Supplied information:
━━━━━━━━━━

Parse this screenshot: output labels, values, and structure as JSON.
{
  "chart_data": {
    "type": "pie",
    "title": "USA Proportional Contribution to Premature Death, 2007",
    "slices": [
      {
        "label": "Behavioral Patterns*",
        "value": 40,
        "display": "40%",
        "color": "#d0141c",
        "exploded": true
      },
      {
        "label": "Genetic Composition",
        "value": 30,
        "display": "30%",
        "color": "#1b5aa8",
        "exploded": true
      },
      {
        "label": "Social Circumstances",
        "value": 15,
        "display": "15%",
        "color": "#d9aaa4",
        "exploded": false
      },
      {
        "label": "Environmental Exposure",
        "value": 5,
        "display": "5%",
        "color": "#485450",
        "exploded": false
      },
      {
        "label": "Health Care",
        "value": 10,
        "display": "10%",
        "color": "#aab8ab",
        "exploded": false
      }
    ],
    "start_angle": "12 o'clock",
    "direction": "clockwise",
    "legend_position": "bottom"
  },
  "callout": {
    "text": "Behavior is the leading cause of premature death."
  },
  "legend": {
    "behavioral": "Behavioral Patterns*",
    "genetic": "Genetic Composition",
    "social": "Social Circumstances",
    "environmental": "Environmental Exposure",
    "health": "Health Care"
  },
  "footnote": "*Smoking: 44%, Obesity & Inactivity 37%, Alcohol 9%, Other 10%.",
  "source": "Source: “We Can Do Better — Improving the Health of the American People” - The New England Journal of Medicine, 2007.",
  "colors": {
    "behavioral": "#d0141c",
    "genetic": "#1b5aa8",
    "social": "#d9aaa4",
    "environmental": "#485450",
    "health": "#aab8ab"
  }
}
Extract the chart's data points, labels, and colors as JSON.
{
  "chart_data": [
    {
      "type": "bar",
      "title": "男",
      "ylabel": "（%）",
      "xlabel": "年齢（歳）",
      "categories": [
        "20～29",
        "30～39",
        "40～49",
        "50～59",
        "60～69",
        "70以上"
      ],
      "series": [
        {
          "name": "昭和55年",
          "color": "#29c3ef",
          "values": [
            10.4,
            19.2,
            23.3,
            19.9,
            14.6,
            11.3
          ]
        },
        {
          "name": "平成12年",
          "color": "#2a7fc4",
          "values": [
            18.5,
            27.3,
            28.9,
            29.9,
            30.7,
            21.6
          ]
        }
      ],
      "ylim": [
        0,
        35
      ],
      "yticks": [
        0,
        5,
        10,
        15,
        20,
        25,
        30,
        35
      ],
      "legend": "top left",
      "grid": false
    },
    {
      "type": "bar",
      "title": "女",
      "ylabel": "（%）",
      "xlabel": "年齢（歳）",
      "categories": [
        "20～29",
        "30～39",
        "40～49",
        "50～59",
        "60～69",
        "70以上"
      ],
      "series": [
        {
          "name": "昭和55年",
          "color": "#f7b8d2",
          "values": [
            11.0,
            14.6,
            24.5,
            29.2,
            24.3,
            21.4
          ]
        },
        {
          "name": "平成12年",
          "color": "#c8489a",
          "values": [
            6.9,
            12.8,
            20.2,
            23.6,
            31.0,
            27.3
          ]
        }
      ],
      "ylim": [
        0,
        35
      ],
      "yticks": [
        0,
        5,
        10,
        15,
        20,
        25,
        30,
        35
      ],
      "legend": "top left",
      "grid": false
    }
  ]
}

━━━━━━━━━━

Short task: Repeat all the records. Match each line exactly.

Exercise result:
Parse this screenshot: output labels, values, and structure as JSON.
{
  "chart_data": {
    "type": "pie",
    "title": "USA Proportional Contribution to Premature Death, 2007",
    "slices": [
      {
        "label": "Behavioral Patterns*",
        "value": 40,
        "display": "40%",
        "color": "#d0141c",
        "exploded": true
      },
      {
        "label": "Genetic Composition",
        "value": 30,
        "display": "30%",
        "color": "#1b5aa8",
        "exploded": true
      },
      {
        "label": "Social Circumstances",
        "value": 15,
        "display": "15%",
        "color": "#d9aaa4",
        "exploded": false
      },
      {
        "label": "Environmental Exposure",
        "value": 5,
        "display": "5%",
        "color": "#485450",
        "exploded": false
      },
      {
        "label": "Health Care",
        "value": 10,
        "display": "10%",
        "color": "#aab8ab",
        "exploded": false
      }
    ],
    "start_angle": "12 o'clock",
    "direction": "clockwise",
    "legend_position": "bottom"
  },
  "callout": {
    "text": "Behavior is the leading cause of premature death."
  },
  "legend": {
    "behavioral": "Behavioral Patterns*",
    "genetic": "Genetic Composition",
    "social": "Social Circumstances",
    "environmental": "Environmental Exposure",
    "health": "Health Care"
  },
  "footnote": "*Smoking: 44%, Obesity & Inactivity 37%, Alcohol 9%, Other 10%.",
  "source": "Source: “We Can Do Better — Improving the Health of the American People” - The New England Journal of Medicine, 2007.",
  "colors": {
    "behavioral": "#d0141c",
    "genetic": "#1b5aa8",
    "social": "#d9aaa4",
    "environmental": "#485450",
    "health": "#aab8ab"
  }
}
Extract the chart's data points, labels, and colors as JSON.
{
  "chart_data": [
    {
      "type": "bar",
      "title": "男",
      "ylabel": "（%）",
      "xlabel": "年齢（歳）",
      "categories": [
        "20～29",
        "30～39",
        "40～49",
        "50～59",
        "60～69",
        "70以上"
      ],
      "series": [
        {
          "name": "昭和55年",
          "color": "#29c3ef",
          "values": [
            10.4,
            19.2,
            23.3,
            19.9,
            14.6,
            11.3
          ]
        },
        {
          "name": "平成12年",
          "color": "#2a7fc4",
          "values": [
            18.5,
            27.3,
            28.9,
            29.9,
            30.7,
            21.6
          ]
        }
      ],
      "ylim": [
        0,
        35
      ],
      "yticks": [
        0,
        5,
        10,
        15,
        20,
        25,
        30,
        35
      ],
      "legend": "top left",
      "grid": false
    },
    {
      "type": "bar",
      "title": "女",
      "ylabel": "（%）",
      "xlabel": "年齢（歳）",
      "categories": [
        "20～29",
        "30～39",
        "40～49",
        "50～59",
        "60～69",
        "70以上"
      ],
      "series": [
        {
          "name": "昭和55年",
          "color": "#f7b8d2",
          "values": [
            11.0,
            14.6,
            24.5,
            29.2,
            24.3,
            21.4
          ]
        },
        {
          "name": "平成12年",
          "color": "#c8489a",
          "values": [
            6.9,
            12.8,
            20.2,
            23.6,
            31.0,
            27.3
          ]
        }
      ],
      "ylim": [
        0,
        35
      ],
      "yticks": [
        0,
        5,
        10,
        15,
        20,
        25,
        30,
        35
      ],
      "legend": "top left",
      "grid": false
    }
  ]
}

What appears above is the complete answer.